▶ Exercise
Make an exact copy of the entries below.

[Stored data]

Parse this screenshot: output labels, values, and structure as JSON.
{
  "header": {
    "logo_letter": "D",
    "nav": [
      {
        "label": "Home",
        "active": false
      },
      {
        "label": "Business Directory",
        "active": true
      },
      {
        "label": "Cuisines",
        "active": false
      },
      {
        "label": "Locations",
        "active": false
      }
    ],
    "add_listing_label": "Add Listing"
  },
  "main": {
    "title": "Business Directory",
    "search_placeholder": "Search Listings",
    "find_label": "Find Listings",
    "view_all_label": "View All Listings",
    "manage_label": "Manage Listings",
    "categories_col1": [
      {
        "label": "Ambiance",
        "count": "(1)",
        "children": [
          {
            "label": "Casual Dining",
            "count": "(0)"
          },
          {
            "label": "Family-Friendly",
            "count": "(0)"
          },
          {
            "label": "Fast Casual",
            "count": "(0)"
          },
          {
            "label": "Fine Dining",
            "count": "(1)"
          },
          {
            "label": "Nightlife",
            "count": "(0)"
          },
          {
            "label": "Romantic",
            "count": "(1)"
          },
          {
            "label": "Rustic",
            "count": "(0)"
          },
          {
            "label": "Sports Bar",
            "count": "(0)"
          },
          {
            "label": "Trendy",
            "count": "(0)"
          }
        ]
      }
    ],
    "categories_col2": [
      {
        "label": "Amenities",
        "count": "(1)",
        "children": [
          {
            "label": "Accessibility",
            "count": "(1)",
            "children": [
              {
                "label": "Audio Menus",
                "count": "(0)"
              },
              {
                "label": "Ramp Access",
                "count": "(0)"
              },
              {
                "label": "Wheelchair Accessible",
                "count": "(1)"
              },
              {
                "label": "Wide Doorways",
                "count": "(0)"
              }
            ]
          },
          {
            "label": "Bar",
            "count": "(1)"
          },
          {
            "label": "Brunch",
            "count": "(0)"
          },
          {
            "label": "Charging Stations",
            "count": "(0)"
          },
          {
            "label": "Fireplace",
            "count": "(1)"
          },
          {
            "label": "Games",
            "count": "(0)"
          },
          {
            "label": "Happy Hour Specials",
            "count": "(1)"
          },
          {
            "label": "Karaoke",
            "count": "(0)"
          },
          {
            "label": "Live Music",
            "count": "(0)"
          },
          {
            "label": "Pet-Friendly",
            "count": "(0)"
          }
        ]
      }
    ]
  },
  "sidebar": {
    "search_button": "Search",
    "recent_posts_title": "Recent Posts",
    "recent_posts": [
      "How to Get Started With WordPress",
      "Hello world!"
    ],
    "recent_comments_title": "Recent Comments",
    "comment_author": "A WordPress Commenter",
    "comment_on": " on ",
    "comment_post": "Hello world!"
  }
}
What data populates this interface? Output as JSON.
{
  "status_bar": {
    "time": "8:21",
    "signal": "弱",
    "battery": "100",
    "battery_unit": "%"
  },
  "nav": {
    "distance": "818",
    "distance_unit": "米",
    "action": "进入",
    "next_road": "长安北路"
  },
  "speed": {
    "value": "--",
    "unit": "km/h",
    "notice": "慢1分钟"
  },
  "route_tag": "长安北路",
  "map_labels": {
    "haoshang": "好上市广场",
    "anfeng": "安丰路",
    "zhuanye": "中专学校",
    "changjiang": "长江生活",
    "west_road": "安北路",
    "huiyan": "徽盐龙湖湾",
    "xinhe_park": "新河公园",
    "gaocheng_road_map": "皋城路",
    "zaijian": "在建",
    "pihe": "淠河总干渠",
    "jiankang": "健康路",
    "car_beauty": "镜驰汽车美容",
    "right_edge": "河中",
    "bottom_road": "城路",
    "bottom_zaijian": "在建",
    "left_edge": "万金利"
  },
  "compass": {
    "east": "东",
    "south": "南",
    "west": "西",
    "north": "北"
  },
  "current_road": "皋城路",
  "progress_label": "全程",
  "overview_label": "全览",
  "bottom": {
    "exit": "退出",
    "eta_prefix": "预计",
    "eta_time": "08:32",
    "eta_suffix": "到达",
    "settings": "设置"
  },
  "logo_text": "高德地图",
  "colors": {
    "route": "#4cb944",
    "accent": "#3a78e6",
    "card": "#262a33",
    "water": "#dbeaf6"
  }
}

▶ Answer to this problem
Parse this screenshot: output labels, values, and structure as JSON.
{
  "header": {
    "logo_letter": "D",
    "nav": [
      {
        "label": "Home",
        "active": false
      },
      {
        "label": "Business Directory",
        "active": true
      },
      {
        "label": "Cuisines",
        "active": false
      },
      {
        "label": "Locations",
        "active": false
      }
    ],
    "add_listing_label": "Add Listing"
  },
  "main": {
    "title": "Business Directory",
    "search_placeholder": "Search Listings",
    "find_label": "Find Listings",
    "view_all_label": "View All Listings",
    "manage_label": "Manage Listings",
    "categories_col1": [
      {
        "label": "Ambiance",
        "count": "(1)",
        "children": [
          {
            "label": "Casual Dining",
            "count": "(0)"
          },
          {
            "label": "Family-Friendly",
            "count": "(0)"
          },
          {
            "label": "Fast Casual",
            "count": "(0)"
          },
          {
            "label": "Fine Dining",
            "count": "(1)"
          },
          {
            "label": "Nightlife",
            "count": "(0)"
          },
          {
            "label": "Romantic",
            "count": "(1)"
          },
          {
            "label": "Rustic",
            "count": "(0)"
          },
          {
            "label": "Sports Bar",
            "count": "(0)"
          },
          {
            "label": "Trendy",
            "count": "(0)"
          }
        ]
      }
    ],
    "categories_col2": [
      {
        "label": "Amenities",
        "count": "(1)",
        "children": [
          {
            "label": "Accessibility",
            "count": "(1)",
            "children": [
              {
                "label": "Audio Menus",
                "count": "(0)"
              },
              {
                "label": "Ramp Access",
                "count": "(0)"
              },
              {
                "label": "Wheelchair Accessible",
                "count": "(1)"
              },
              {
                "label": "Wide Doorways",
                "count": "(0)"
              }
            ]
          },
          {
            "label": "Bar",
            "count": "(1)"
          },
          {
            "label": "Brunch",
            "count": "(0)"
          },
          {
            "label": "Charging Stations",
            "count": "(0)"
          },
          {
            "label": "Fireplace",
            "count": "(1)"
          },
          {
            "label": "Games",
            "count": "(0)"
          },
          {
            "label": "Happy Hour Specials",
            "count": "(1)"
          },
          {
            "label": "Karaoke",
            "count": "(0)"
          },
          {
            "label": "Live Music",
            "count": "(0)"
          },
          {
            "label": "Pet-Friendly",
            "count": "(0)"
          }
        ]
      }
    ]
  },
  "sidebar": {
    "search_button": "Search",
    "recent_posts_title": "Recent Posts",
    "recent_posts": [
      "How to Get Started With WordPress",
      "Hello world!"
    ],
    "recent_comments_title": "Recent Comments",
    "comment_author": "A WordPress Commenter",
    "comment_on": " on ",
    "comment_post": "Hello world!"
  }
}
What data populates this interface? Output as JSON.
{
  "status_bar": {
    "time": "8:21",
    "signal": "弱",
    "battery": "100",
    "battery_unit": "%"
  },
  "nav": {
    "distance": "818",
    "distance_unit": "米",
    "action": "进入",
    "next_road": "长安北路"
  },
  "speed": {
    "value": "--",
    "unit": "km/h",
    "notice": "慢1分钟"
  },
  "route_tag": "长安北路",
  "map_labels": {
    "haoshang": "好上市广场",
    "anfeng": "安丰路",
    "zhuanye": "中专学校",
    "changjiang": "长江生活",
    "west_road": "安北路",
    "huiyan": "徽盐龙湖湾",
    "xinhe_park": "新河公园",
    "gaocheng_road_map": "皋城路",
    "zaijian": "在建",
    "pihe": "淠河总干渠",
    "jiankang": "健康路",
    "car_beauty": "镜驰汽车美容",
    "right_edge": "河中",
    "bottom_road": "城路",
    "bottom_zaijian": "在建",
    "left_edge": "万金利"
  },
  "compass": {
    "east": "东",
    "south": "南",
    "west": "西",
    "north": "北"
  },
  "current_road": "皋城路",
  "progress_label": "全程",
  "overview_label": "全览",
  "bottom": {
    "exit": "退出",
    "eta_prefix": "预计",
    "eta_time": "08:32",
    "eta_suffix": "到达",
    "settings": "设置"
  },
  "logo_text": "高德地图",
  "colors": {
    "route": "#4cb944",
    "accent": "#3a78e6",
    "card": "#262a33",
    "water": "#dbeaf6"
  }
}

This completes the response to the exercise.